Work out how many lines of the listing hold "Receiving", then state only that count.

────────

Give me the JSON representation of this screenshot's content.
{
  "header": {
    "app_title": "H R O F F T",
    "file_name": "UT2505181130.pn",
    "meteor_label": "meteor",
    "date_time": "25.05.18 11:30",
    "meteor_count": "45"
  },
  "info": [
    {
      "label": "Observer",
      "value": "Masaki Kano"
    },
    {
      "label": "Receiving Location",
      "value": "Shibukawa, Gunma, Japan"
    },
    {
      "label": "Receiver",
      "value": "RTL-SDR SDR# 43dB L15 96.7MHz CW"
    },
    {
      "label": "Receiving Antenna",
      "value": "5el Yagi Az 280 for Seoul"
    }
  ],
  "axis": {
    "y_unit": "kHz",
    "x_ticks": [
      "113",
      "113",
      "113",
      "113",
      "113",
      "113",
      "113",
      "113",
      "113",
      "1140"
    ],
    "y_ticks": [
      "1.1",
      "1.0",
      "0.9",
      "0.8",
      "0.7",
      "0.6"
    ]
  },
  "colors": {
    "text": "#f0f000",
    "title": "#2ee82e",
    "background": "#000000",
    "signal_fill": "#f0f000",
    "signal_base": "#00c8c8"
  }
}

────────

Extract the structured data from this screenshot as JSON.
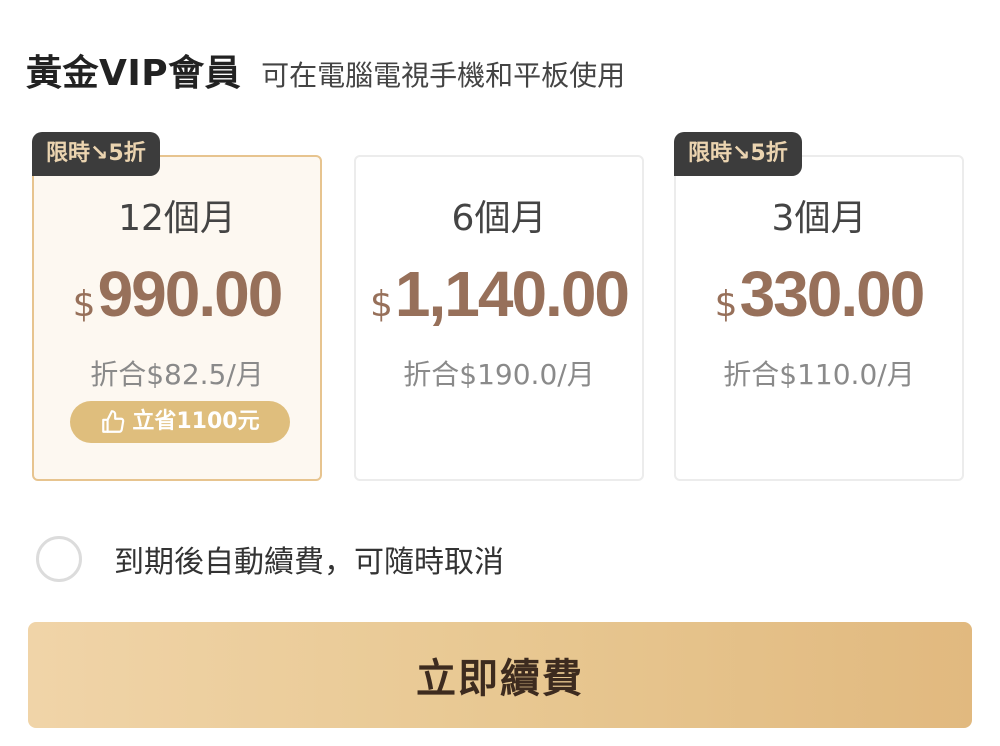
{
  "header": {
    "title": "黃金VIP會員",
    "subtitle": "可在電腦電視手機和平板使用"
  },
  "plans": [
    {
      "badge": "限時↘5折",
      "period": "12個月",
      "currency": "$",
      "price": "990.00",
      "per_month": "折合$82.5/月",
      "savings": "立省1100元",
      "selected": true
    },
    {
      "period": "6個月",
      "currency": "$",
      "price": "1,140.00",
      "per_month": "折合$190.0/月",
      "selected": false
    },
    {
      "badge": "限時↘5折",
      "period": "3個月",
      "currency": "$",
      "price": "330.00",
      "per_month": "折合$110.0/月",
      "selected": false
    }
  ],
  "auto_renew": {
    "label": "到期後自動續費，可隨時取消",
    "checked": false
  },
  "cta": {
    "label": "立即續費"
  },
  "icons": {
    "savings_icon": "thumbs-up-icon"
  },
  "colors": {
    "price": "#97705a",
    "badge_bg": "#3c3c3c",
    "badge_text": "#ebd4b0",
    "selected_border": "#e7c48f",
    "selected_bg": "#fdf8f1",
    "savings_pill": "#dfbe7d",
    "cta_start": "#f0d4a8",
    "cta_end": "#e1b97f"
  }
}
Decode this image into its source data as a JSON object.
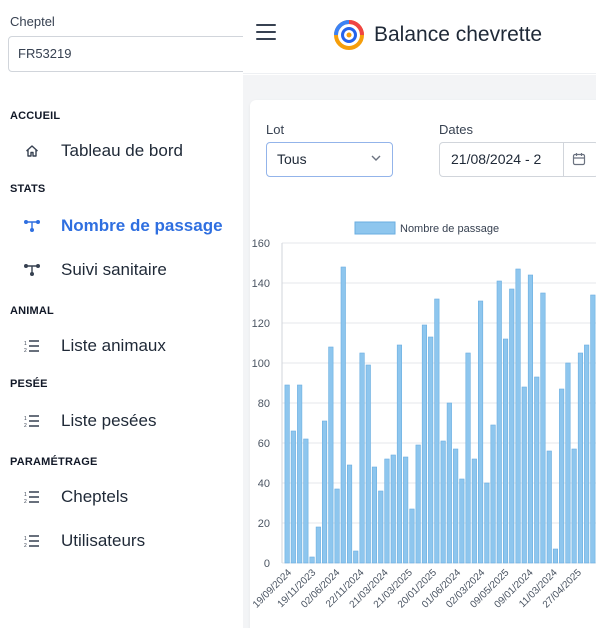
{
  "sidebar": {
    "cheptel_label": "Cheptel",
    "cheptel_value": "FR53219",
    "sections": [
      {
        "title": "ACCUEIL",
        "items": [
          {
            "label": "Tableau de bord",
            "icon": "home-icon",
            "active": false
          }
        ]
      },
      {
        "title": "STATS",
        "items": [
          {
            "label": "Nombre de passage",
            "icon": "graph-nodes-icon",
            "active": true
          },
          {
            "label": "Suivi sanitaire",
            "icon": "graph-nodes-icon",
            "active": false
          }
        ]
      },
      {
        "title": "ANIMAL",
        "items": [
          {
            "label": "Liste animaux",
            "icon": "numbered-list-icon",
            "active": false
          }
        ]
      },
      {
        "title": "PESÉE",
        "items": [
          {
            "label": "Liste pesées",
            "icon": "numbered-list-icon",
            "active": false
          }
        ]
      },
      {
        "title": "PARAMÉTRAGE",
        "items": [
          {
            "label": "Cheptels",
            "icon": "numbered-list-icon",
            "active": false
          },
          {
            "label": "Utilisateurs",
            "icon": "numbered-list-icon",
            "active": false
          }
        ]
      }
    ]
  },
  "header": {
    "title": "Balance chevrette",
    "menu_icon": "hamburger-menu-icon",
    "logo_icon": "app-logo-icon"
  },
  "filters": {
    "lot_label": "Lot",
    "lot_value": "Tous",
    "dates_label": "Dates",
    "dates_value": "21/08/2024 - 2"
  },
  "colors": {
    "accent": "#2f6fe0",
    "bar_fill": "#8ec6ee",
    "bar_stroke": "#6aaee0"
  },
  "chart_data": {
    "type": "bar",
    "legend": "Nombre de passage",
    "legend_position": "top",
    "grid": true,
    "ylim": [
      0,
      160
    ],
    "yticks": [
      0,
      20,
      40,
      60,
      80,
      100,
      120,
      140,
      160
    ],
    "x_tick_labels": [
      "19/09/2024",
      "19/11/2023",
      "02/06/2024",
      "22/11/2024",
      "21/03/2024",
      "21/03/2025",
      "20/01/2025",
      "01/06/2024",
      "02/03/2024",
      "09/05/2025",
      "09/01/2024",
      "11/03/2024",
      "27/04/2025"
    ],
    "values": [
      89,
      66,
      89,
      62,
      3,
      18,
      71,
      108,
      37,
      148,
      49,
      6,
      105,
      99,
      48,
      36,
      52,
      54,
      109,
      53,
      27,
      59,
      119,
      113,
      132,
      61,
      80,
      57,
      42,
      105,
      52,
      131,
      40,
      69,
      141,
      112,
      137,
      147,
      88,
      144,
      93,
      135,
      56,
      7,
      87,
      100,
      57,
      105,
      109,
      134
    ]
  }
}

────────

## Solution to the problem
2